Stated exercise:
Read the records below and copy each line that contains "Holstein".

Materials provided:

***

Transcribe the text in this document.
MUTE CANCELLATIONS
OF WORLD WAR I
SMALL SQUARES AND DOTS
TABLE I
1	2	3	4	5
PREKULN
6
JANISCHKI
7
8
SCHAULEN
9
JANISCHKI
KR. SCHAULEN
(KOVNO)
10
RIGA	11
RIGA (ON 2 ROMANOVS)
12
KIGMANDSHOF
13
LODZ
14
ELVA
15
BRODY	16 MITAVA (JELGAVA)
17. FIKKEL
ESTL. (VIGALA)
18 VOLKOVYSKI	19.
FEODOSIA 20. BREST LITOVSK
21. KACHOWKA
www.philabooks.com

***

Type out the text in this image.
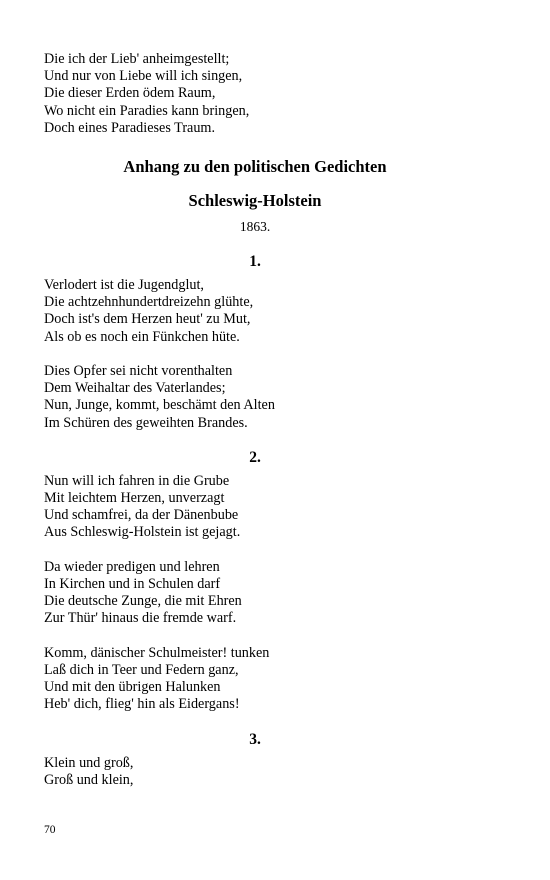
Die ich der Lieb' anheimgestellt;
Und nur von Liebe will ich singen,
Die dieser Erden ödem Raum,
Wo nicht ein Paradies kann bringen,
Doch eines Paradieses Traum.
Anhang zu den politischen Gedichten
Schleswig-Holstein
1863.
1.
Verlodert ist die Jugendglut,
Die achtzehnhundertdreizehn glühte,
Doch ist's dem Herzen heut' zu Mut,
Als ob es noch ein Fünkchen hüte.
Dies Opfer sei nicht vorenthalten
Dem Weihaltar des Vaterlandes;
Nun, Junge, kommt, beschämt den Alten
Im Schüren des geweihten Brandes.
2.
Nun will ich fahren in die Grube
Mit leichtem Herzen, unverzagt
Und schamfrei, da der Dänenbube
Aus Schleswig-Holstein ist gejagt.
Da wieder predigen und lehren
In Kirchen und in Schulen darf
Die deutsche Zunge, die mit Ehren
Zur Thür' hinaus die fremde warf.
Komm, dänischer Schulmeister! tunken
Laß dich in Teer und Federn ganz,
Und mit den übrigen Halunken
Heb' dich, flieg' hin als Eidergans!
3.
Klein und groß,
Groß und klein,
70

***

Output for this exercise:
Schleswig-Holstein
Aus Schleswig-Holstein ist gejagt.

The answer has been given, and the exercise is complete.